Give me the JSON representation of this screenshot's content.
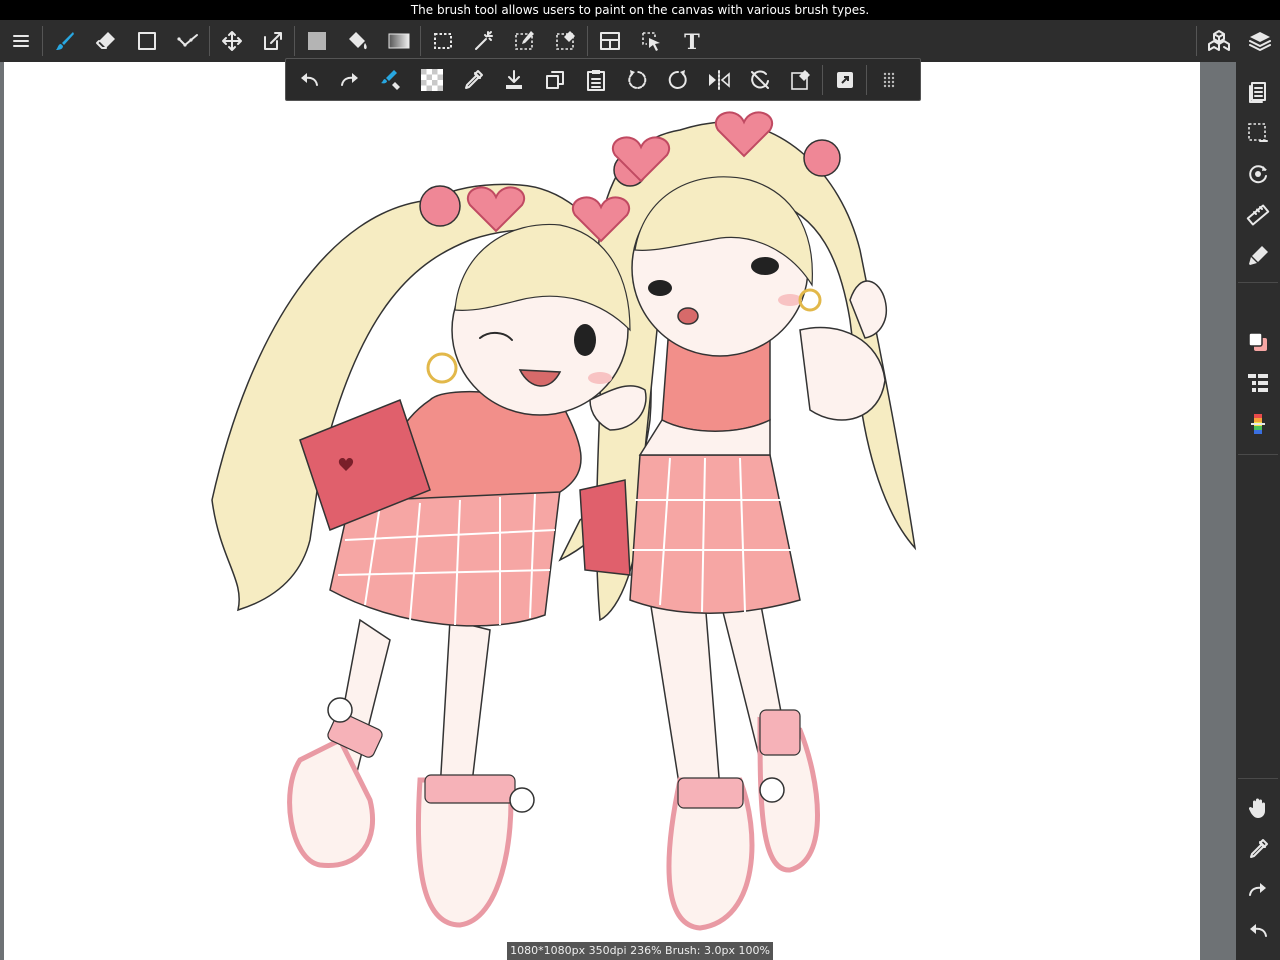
{
  "tip": {
    "text": "The brush tool allows users to paint on the canvas with various brush types."
  },
  "status": {
    "text": "1080*1080px 350dpi 236% Brush: 3.0px 100%"
  },
  "top_toolbar": {
    "tools": [
      "menu",
      "brush",
      "eraser",
      "shape",
      "correction",
      "move",
      "transform",
      "fill-color",
      "bucket",
      "gradient",
      "select-rect",
      "magic-wand",
      "select-pen",
      "select-eraser",
      "frame",
      "select-move",
      "text"
    ],
    "right_tools": [
      "3d-material",
      "layers"
    ]
  },
  "canvas": {
    "subject": "two-blonde-girls-illustration",
    "colors": {
      "hair": "#f6ecc2",
      "top": "#f28f8a",
      "skirt": "#f6a6a4",
      "bag": "#e0606c",
      "heart": "#ef8796",
      "skin": "#fdf2ee"
    }
  },
  "colors": {
    "accent": "#28a7e1",
    "toolbar_bg": "#2d2d2d",
    "canvas_bg": "#ffffff",
    "workspace_bg": "#6e7275"
  }
}
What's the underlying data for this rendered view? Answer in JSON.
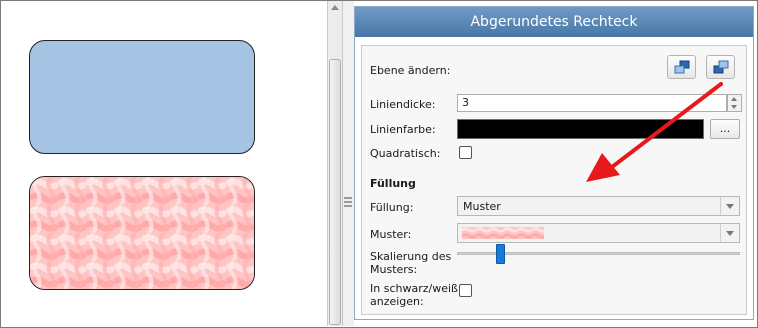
{
  "panel": {
    "title": "Abgerundetes Rechteck",
    "ebene_label": "Ebene ändern:",
    "liniendicke_label": "Liniendicke:",
    "liniendicke_value": "3",
    "linienfarbe_label": "Linienfarbe:",
    "linienfarbe_color": "#000000",
    "color_button_label": "...",
    "quadratisch_label": "Quadratisch:",
    "fuellung_section": "Füllung",
    "fuellung_label": "Füllung:",
    "fuellung_value": "Muster",
    "muster_label": "Muster:",
    "skalierung_label_1": "Skalierung des",
    "skalierung_label_2": "Musters:",
    "skalierung_value": 0.14,
    "sw_label_1": "In schwarz/weiß",
    "sw_label_2": "anzeigen:"
  },
  "canvas": {
    "shape1_fill": "#a5c3e3",
    "shape2_fill": "#ffc6c6"
  },
  "icons": {
    "layer_back": "bring-backward-icon",
    "layer_front": "bring-forward-icon"
  },
  "accent_colors": {
    "title_bar": "#5585b6",
    "slider": "#1a7ad8",
    "annotation_arrow": "#e8191b"
  }
}
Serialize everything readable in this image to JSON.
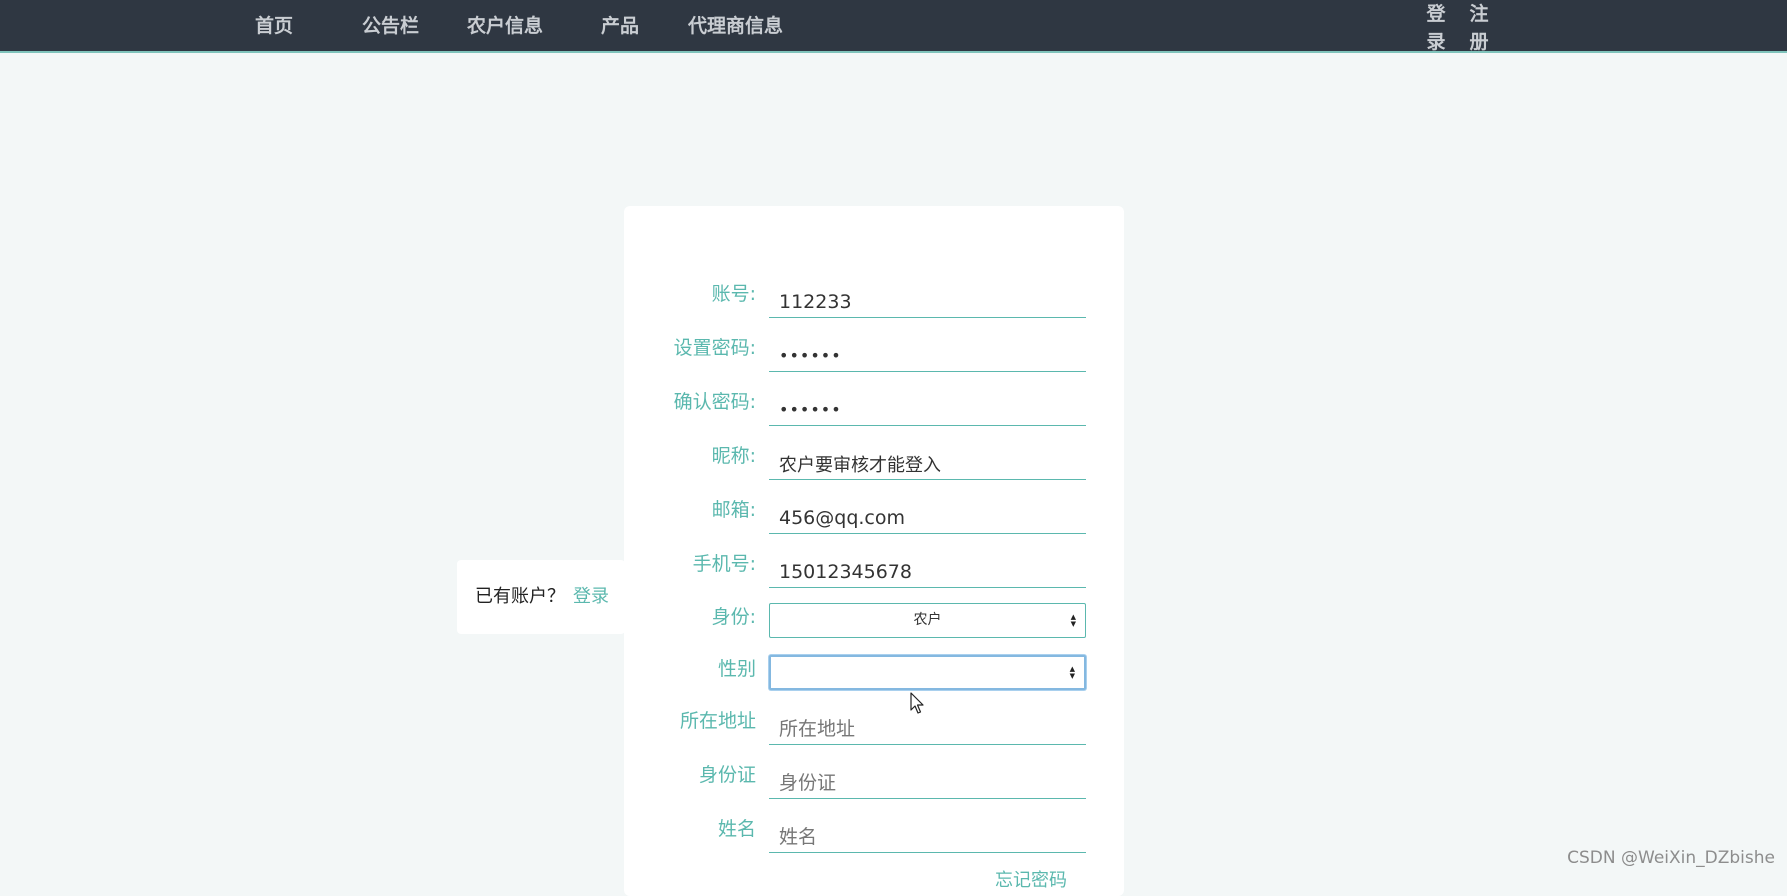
{
  "nav": {
    "items": [
      "首页",
      "公告栏",
      "农户信息",
      "产品",
      "代理商信息"
    ],
    "login": "登录",
    "register": "注册"
  },
  "login_hint": {
    "question": "已有账户？",
    "link": "登录"
  },
  "form": {
    "account": {
      "label": "账号:",
      "value": "112233"
    },
    "password": {
      "label": "设置密码:",
      "value": "••••••"
    },
    "confirm_password": {
      "label": "确认密码:",
      "value": "••••••"
    },
    "nickname": {
      "label": "昵称:",
      "value": "农户要审核才能登入"
    },
    "email": {
      "label": "邮箱:",
      "value": "456@qq.com"
    },
    "phone": {
      "label": "手机号:",
      "value": "15012345678"
    },
    "role": {
      "label": "身份:",
      "selected": "农户"
    },
    "gender": {
      "label": "性别",
      "selected": ""
    },
    "address": {
      "label": "所在地址",
      "placeholder": "所在地址"
    },
    "id_card": {
      "label": "身份证",
      "placeholder": "身份证"
    },
    "name": {
      "label": "姓名",
      "placeholder": "姓名"
    },
    "forgot": "忘记密码"
  },
  "watermark": "CSDN @WeiXin_DZbishe",
  "colors": {
    "nav_bg": "#2f3742",
    "accent": "#5bb8ae",
    "page_bg": "#f3f7f7"
  }
}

○ ○ ○ ○ ○ ○ ○

§ WHAT IS REQUIRED: The data above should be repeated exactly, minus any pictures.

§ TASK RESULT:
Give me the JSON representation of this screenshot's content.
{
  "tip": {
    "text": "The brush tool allows users to paint on the canvas with various brush types."
  },
  "status": {
    "text": "1080*1080px 350dpi 236% Brush: 3.0px 100%"
  },
  "top_toolbar": {
    "tools": [
      "menu",
      "brush",
      "eraser",
      "shape",
      "correction",
      "move",
      "transform",
      "fill-color",
      "bucket",
      "gradient",
      "select-rect",
      "magic-wand",
      "select-pen",
      "select-eraser",
      "frame",
      "select-move",
      "text"
    ],
    "right_tools": [
      "3d-material",
      "layers"
    ]
  },
  "canvas": {
    "subject": "two-blonde-girls-illustration",
    "colors": {
      "hair": "#f6ecc2",
      "top": "#f28f8a",
      "skirt": "#f6a6a4",
      "bag": "#e0606c",
      "heart": "#ef8796",
      "skin": "#fdf2ee"
    }
  },
  "colors": {
    "accent": "#28a7e1",
    "toolbar_bg": "#2d2d2d",
    "canvas_bg": "#ffffff",
    "workspace_bg": "#6e7275"
  }
}
What's the underlying data for this rendered view? Answer in JSON.
{
  "panel": {
    "title": "Abgerundetes Rechteck",
    "ebene_label": "Ebene ändern:",
    "liniendicke_label": "Liniendicke:",
    "liniendicke_value": "3",
    "linienfarbe_label": "Linienfarbe:",
    "linienfarbe_color": "#000000",
    "color_button_label": "...",
    "quadratisch_label": "Quadratisch:",
    "fuellung_section": "Füllung",
    "fuellung_label": "Füllung:",
    "fuellung_value": "Muster",
    "muster_label": "Muster:",
    "skalierung_label_1": "Skalierung des",
    "skalierung_label_2": "Musters:",
    "skalierung_value": 0.14,
    "sw_label_1": "In schwarz/weiß",
    "sw_label_2": "anzeigen:"
  },
  "canvas": {
    "shape1_fill": "#a5c3e3",
    "shape2_fill": "#ffc6c6"
  },
  "icons": {
    "layer_back": "bring-backward-icon",
    "layer_front": "bring-forward-icon"
  },
  "accent_colors": {
    "title_bar": "#5585b6",
    "slider": "#1a7ad8",
    "annotation_arrow": "#e8191b"
  }
}
Serialize everything readable in this image to JSON.
{
  "nav": {
    "items": [
      "首页",
      "公告栏",
      "农户信息",
      "产品",
      "代理商信息"
    ],
    "login": "登录",
    "register": "注册"
  },
  "login_hint": {
    "question": "已有账户？",
    "link": "登录"
  },
  "form": {
    "account": {
      "label": "账号:",
      "value": "112233"
    },
    "password": {
      "label": "设置密码:",
      "value": "••••••"
    },
    "confirm_password": {
      "label": "确认密码:",
      "value": "••••••"
    },
    "nickname": {
      "label": "昵称:",
      "value": "农户要审核才能登入"
    },
    "email": {
      "label": "邮箱:",
      "value": "456@qq.com"
    },
    "phone": {
      "label": "手机号:",
      "value": "15012345678"
    },
    "role": {
      "label": "身份:",
      "selected": "农户"
    },
    "gender": {
      "label": "性别",
      "selected": ""
    },
    "address": {
      "label": "所在地址",
      "placeholder": "所在地址"
    },
    "id_card": {
      "label": "身份证",
      "placeholder": "身份证"
    },
    "name": {
      "label": "姓名",
      "placeholder": "姓名"
    },
    "forgot": "忘记密码"
  },
  "watermark": "CSDN @WeiXin_DZbishe",
  "colors": {
    "nav_bg": "#2f3742",
    "accent": "#5bb8ae",
    "page_bg": "#f3f7f7"
  }
}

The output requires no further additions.